[AIM] Every record must be repeated exactly, with no omission.

[DATA SECTION]
:::
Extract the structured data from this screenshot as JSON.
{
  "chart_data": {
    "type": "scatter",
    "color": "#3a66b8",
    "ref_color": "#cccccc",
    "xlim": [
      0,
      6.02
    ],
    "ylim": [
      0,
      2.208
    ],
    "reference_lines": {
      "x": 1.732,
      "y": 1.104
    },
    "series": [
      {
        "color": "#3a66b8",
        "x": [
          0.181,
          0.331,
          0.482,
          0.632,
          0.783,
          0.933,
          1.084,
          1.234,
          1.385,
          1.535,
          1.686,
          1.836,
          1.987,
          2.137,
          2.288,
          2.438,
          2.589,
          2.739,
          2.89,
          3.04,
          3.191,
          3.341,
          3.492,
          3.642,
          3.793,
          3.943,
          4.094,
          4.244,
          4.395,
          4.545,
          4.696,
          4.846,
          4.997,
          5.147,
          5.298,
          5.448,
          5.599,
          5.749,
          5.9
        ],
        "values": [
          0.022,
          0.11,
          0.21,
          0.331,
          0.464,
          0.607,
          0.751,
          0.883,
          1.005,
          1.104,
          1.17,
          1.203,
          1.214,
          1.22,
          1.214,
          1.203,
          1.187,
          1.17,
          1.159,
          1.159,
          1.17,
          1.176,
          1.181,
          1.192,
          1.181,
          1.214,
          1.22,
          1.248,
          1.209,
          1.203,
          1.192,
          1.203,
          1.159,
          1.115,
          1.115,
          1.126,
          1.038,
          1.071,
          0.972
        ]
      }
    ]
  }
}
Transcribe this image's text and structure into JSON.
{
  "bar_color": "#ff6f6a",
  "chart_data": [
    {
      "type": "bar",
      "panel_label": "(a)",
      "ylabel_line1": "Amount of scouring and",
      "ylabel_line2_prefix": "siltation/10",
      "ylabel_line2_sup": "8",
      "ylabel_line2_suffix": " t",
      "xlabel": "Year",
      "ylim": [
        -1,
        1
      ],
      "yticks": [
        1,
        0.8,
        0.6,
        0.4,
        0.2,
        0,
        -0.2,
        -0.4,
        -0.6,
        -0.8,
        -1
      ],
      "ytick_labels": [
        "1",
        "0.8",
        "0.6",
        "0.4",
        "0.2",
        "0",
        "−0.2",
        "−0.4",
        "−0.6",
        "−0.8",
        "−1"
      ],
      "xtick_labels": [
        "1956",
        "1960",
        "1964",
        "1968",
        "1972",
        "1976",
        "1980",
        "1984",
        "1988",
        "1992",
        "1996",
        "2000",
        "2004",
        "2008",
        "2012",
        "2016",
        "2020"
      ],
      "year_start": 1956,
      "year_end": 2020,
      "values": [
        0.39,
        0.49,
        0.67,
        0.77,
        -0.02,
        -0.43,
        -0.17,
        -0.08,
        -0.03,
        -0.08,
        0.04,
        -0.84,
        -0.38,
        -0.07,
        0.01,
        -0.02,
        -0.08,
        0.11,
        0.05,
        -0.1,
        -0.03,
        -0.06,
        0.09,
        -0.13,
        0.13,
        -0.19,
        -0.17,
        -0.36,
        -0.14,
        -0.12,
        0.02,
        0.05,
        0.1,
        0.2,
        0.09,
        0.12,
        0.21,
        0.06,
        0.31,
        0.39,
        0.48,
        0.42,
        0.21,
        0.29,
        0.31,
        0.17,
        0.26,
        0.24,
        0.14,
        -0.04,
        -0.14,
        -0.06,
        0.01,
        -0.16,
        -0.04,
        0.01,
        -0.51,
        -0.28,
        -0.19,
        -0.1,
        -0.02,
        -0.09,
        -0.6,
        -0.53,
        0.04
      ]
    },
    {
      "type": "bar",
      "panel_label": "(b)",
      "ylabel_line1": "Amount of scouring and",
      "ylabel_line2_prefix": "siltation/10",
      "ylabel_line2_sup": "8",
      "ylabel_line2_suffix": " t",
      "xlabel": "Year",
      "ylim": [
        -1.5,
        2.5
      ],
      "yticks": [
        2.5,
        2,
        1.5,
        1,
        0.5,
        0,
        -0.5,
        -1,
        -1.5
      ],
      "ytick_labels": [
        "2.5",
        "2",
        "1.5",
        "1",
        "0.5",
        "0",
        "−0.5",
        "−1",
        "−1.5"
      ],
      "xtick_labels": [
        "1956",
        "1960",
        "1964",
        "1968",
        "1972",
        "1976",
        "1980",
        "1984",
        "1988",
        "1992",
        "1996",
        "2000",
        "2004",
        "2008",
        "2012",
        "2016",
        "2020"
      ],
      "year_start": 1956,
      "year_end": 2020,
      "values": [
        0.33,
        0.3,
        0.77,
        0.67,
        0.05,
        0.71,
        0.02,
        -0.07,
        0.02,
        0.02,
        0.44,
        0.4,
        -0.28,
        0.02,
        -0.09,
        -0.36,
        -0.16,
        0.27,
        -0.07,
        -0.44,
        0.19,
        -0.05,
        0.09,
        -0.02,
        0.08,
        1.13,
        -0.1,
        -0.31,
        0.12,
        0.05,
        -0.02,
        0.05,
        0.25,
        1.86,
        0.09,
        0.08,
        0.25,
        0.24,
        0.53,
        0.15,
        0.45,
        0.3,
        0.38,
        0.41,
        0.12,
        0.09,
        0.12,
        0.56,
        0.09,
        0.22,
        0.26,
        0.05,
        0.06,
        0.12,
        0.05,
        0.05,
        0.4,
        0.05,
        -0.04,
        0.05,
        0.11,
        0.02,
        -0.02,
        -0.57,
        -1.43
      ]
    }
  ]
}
:::
[OUTPUT FOR THIS TASK]
Extract the structured data from this screenshot as JSON.
{
  "chart_data": {
    "type": "scatter",
    "color": "#3a66b8",
    "ref_color": "#cccccc",
    "xlim": [
      0,
      6.02
    ],
    "ylim": [
      0,
      2.208
    ],
    "reference_lines": {
      "x": 1.732,
      "y": 1.104
    },
    "series": [
      {
        "color": "#3a66b8",
        "x": [
          0.181,
          0.331,
          0.482,
          0.632,
          0.783,
          0.933,
          1.084,
          1.234,
          1.385,
          1.535,
          1.686,
          1.836,
          1.987,
          2.137,
          2.288,
          2.438,
          2.589,
          2.739,
          2.89,
          3.04,
          3.191,
          3.341,
          3.492,
          3.642,
          3.793,
          3.943,
          4.094,
          4.244,
          4.395,
          4.545,
          4.696,
          4.846,
          4.997,
          5.147,
          5.298,
          5.448,
          5.599,
          5.749,
          5.9
        ],
        "values": [
          0.022,
          0.11,
          0.21,
          0.331,
          0.464,
          0.607,
          0.751,
          0.883,
          1.005,
          1.104,
          1.17,
          1.203,
          1.214,
          1.22,
          1.214,
          1.203,
          1.187,
          1.17,
          1.159,
          1.159,
          1.17,
          1.176,
          1.181,
          1.192,
          1.181,
          1.214,
          1.22,
          1.248,
          1.209,
          1.203,
          1.192,
          1.203,
          1.159,
          1.115,
          1.115,
          1.126,
          1.038,
          1.071,
          0.972
        ]
      }
    ]
  }
}
Transcribe this image's text and structure into JSON.
{
  "bar_color": "#ff6f6a",
  "chart_data": [
    {
      "type": "bar",
      "panel_label": "(a)",
      "ylabel_line1": "Amount of scouring and",
      "ylabel_line2_prefix": "siltation/10",
      "ylabel_line2_sup": "8",
      "ylabel_line2_suffix": " t",
      "xlabel": "Year",
      "ylim": [
        -1,
        1
      ],
      "yticks": [
        1,
        0.8,
        0.6,
        0.4,
        0.2,
        0,
        -0.2,
        -0.4,
        -0.6,
        -0.8,
        -1
      ],
      "ytick_labels": [
        "1",
        "0.8",
        "0.6",
        "0.4",
        "0.2",
        "0",
        "−0.2",
        "−0.4",
        "−0.6",
        "−0.8",
        "−1"
      ],
      "xtick_labels": [
        "1956",
        "1960",
        "1964",
        "1968",
        "1972",
        "1976",
        "1980",
        "1984",
        "1988",
        "1992",
        "1996",
        "2000",
        "2004",
        "2008",
        "2012",
        "2016",
        "2020"
      ],
      "year_start": 1956,
      "year_end": 2020,
      "values": [
        0.39,
        0.49,
        0.67,
        0.77,
        -0.02,
        -0.43,
        -0.17,
        -0.08,
        -0.03,
        -0.08,
        0.04,
        -0.84,
        -0.38,
        -0.07,
        0.01,
        -0.02,
        -0.08,
        0.11,
        0.05,
        -0.1,
        -0.03,
        -0.06,
        0.09,
        -0.13,
        0.13,
        -0.19,
        -0.17,
        -0.36,
        -0.14,
        -0.12,
        0.02,
        0.05,
        0.1,
        0.2,
        0.09,
        0.12,
        0.21,
        0.06,
        0.31,
        0.39,
        0.48,
        0.42,
        0.21,
        0.29,
        0.31,
        0.17,
        0.26,
        0.24,
        0.14,
        -0.04,
        -0.14,
        -0.06,
        0.01,
        -0.16,
        -0.04,
        0.01,
        -0.51,
        -0.28,
        -0.19,
        -0.1,
        -0.02,
        -0.09,
        -0.6,
        -0.53,
        0.04
      ]
    },
    {
      "type": "bar",
      "panel_label": "(b)",
      "ylabel_line1": "Amount of scouring and",
      "ylabel_line2_prefix": "siltation/10",
      "ylabel_line2_sup": "8",
      "ylabel_line2_suffix": " t",
      "xlabel": "Year",
      "ylim": [
        -1.5,
        2.5
      ],
      "yticks": [
        2.5,
        2,
        1.5,
        1,
        0.5,
        0,
        -0.5,
        -1,
        -1.5
      ],
      "ytick_labels": [
        "2.5",
        "2",
        "1.5",
        "1",
        "0.5",
        "0",
        "−0.5",
        "−1",
        "−1.5"
      ],
      "xtick_labels": [
        "1956",
        "1960",
        "1964",
        "1968",
        "1972",
        "1976",
        "1980",
        "1984",
        "1988",
        "1992",
        "1996",
        "2000",
        "2004",
        "2008",
        "2012",
        "2016",
        "2020"
      ],
      "year_start": 1956,
      "year_end": 2020,
      "values": [
        0.33,
        0.3,
        0.77,
        0.67,
        0.05,
        0.71,
        0.02,
        -0.07,
        0.02,
        0.02,
        0.44,
        0.4,
        -0.28,
        0.02,
        -0.09,
        -0.36,
        -0.16,
        0.27,
        -0.07,
        -0.44,
        0.19,
        -0.05,
        0.09,
        -0.02,
        0.08,
        1.13,
        -0.1,
        -0.31,
        0.12,
        0.05,
        -0.02,
        0.05,
        0.25,
        1.86,
        0.09,
        0.08,
        0.25,
        0.24,
        0.53,
        0.15,
        0.45,
        0.3,
        0.38,
        0.41,
        0.12,
        0.09,
        0.12,
        0.56,
        0.09,
        0.22,
        0.26,
        0.05,
        0.06,
        0.12,
        0.05,
        0.05,
        0.4,
        0.05,
        -0.04,
        0.05,
        0.11,
        0.02,
        -0.02,
        -0.57,
        -1.43
      ]
    }
  ]
}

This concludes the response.